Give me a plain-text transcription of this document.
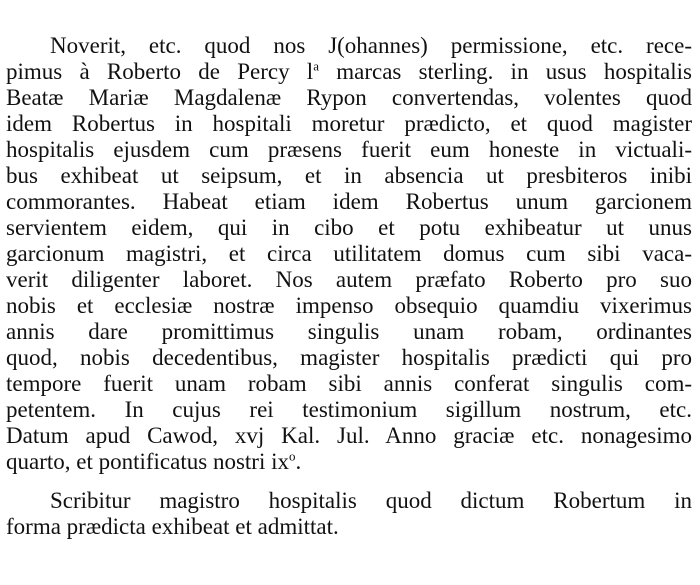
Noverit, etc. quod nos J(ohannes) permissione, etc. rece-
pimus à Roberto de Percy $l^a$ marcas sterling. in usus hospitalis
Beatæ Mariæ Magdalenæ Rypon convertendas, volentes quod
idem Robertus in hospitali moretur prædicto, et quod magister
hospitalis ejusdem cum præsens fuerit eum honeste in victuali-
bus exhibeat ut seipsum, et in absencia ut presbiteros inibi
commorantes. Habeat etiam idem Robertus unum garcionem
servientem eidem, qui in cibo et potu exhibeatur ut unus
garcionum magistri, et circa utilitatem domus cum sibi vaca-
verit diligenter laboret. Nos autem præfato Roberto pro suo
nobis et ecclesiæ nostræ impenso obsequio quamdiu vixerimus
annis dare promittimus singulis unam robam, ordinantes
quod, nobis decedentibus, magister hospitalis prædicti qui pro
tempore fuerit unam robam sibi annis conferat singulis com-
petentem. In cujus rei testimonium sigillum nostrum, etc.
Datum apud Cawod, xvj Kal. Jul. Anno graciæ etc. nonagesimo
quarto, et pontificatus nostri $ix^o$.
Scribitur magistro hospitalis quod dictum Robertum in
forma prædicta exhibeat et admittat.
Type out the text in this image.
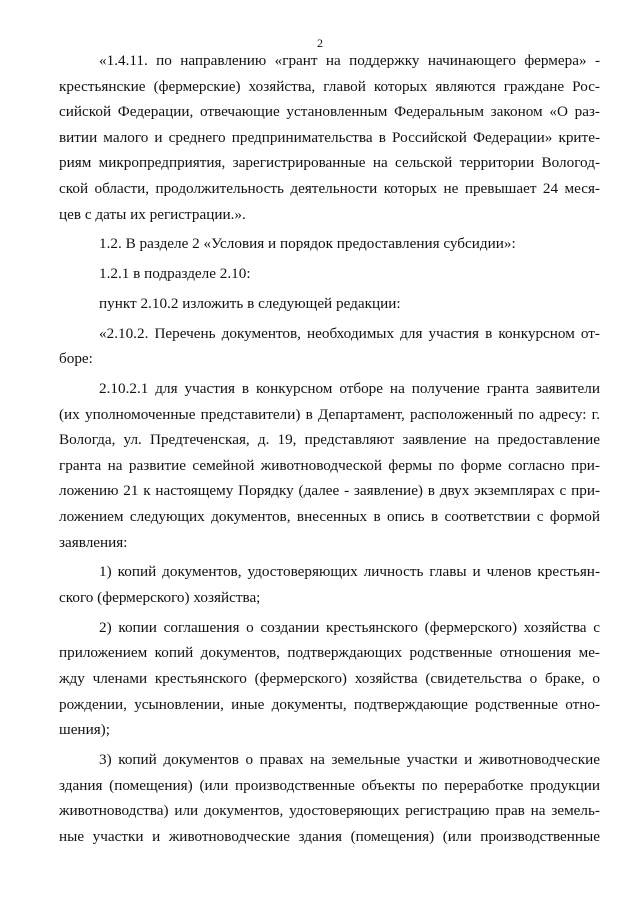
2
«1.4.11. по направлению «грант на поддержку начинающего фермера» -
крестьянские (фермерские) хозяйства, главой которых являются граждане Рос-
сийской Федерации, отвечающие установленным Федеральным законом «О раз-
витии малого и среднего предпринимательства в Российской Федерации» крите-
риям микропредприятия, зарегистрированные на сельской территории Вологод-
ской области, продолжительность деятельности которых не превышает 24 меся-
цев с даты их регистрации.».
1.2. В разделе 2 «Условия и порядок предоставления субсидии»:
1.2.1 в подразделе 2.10:
пункт 2.10.2 изложить в следующей редакции:
«2.10.2. Перечень документов, необходимых для участия в конкурсном от-
боре:
2.10.2.1 для участия в конкурсном отборе на получение гранта заявители
(их уполномоченные представители) в Департамент, расположенный по адресу: г.
Вологда, ул. Предтеченская, д. 19, представляют заявление на предоставление
гранта на развитие семейной животноводческой фермы по форме согласно при-
ложению 21 к настоящему Порядку (далее - заявление) в двух экземплярах с при-
ложением следующих документов, внесенных в опись в соответствии с формой
заявления:
1) копий документов, удостоверяющих личность главы и членов крестьян-
ского (фермерского) хозяйства;
2) копии соглашения о создании крестьянского (фермерского) хозяйства с
приложением копий документов, подтверждающих родственные отношения ме-
жду членами крестьянского (фермерского) хозяйства (свидетельства о браке, о
рождении, усыновлении, иные документы, подтверждающие родственные отно-
шения);
3) копий документов о правах на земельные участки и животноводческие
здания (помещения) (или производственные объекты по переработке продукции
животноводства) или документов, удостоверяющих регистрацию прав на земель-
ные участки и животноводческие здания (помещения) (или производственные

▬▬▬▬▬▬▬▬▬▬

■ PROBLEM TO SOLVE
Skip every picture and transcribe the data above exactly.

■ TASK ANSWER
Give me a plain-text transcription of this document.
Noverit, etc. quod nos J(ohannes) permissione, etc. rece-
pimus à Roberto de Percy $l^a$ marcas sterling. in usus hospitalis
Beatæ Mariæ Magdalenæ Rypon convertendas, volentes quod
idem Robertus in hospitali moretur prædicto, et quod magister
hospitalis ejusdem cum præsens fuerit eum honeste in victuali-
bus exhibeat ut seipsum, et in absencia ut presbiteros inibi
commorantes. Habeat etiam idem Robertus unum garcionem
servientem eidem, qui in cibo et potu exhibeatur ut unus
garcionum magistri, et circa utilitatem domus cum sibi vaca-
verit diligenter laboret. Nos autem præfato Roberto pro suo
nobis et ecclesiæ nostræ impenso obsequio quamdiu vixerimus
annis dare promittimus singulis unam robam, ordinantes
quod, nobis decedentibus, magister hospitalis prædicti qui pro
tempore fuerit unam robam sibi annis conferat singulis com-
petentem. In cujus rei testimonium sigillum nostrum, etc.
Datum apud Cawod, xvj Kal. Jul. Anno graciæ etc. nonagesimo
quarto, et pontificatus nostri $ix^o$.
Scribitur magistro hospitalis quod dictum Robertum in
forma prædicta exhibeat et admittat.
Type out the text in this image.
2
«1.4.11. по направлению «грант на поддержку начинающего фермера» -
крестьянские (фермерские) хозяйства, главой которых являются граждане Рос-
сийской Федерации, отвечающие установленным Федеральным законом «О раз-
витии малого и среднего предпринимательства в Российской Федерации» крите-
риям микропредприятия, зарегистрированные на сельской территории Вологод-
ской области, продолжительность деятельности которых не превышает 24 меся-
цев с даты их регистрации.».
1.2. В разделе 2 «Условия и порядок предоставления субсидии»:
1.2.1 в подразделе 2.10:
пункт 2.10.2 изложить в следующей редакции:
«2.10.2. Перечень документов, необходимых для участия в конкурсном от-
боре:
2.10.2.1 для участия в конкурсном отборе на получение гранта заявители
(их уполномоченные представители) в Департамент, расположенный по адресу: г.
Вологда, ул. Предтеченская, д. 19, представляют заявление на предоставление
гранта на развитие семейной животноводческой фермы по форме согласно при-
ложению 21 к настоящему Порядку (далее - заявление) в двух экземплярах с при-
ложением следующих документов, внесенных в опись в соответствии с формой
заявления:
1) копий документов, удостоверяющих личность главы и членов крестьян-
ского (фермерского) хозяйства;
2) копии соглашения о создании крестьянского (фермерского) хозяйства с
приложением копий документов, подтверждающих родственные отношения ме-
жду членами крестьянского (фермерского) хозяйства (свидетельства о браке, о
рождении, усыновлении, иные документы, подтверждающие родственные отно-
шения);
3) копий документов о правах на земельные участки и животноводческие
здания (помещения) (или производственные объекты по переработке продукции
животноводства) или документов, удостоверяющих регистрацию прав на земель-
ные участки и животноводческие здания (помещения) (или производственные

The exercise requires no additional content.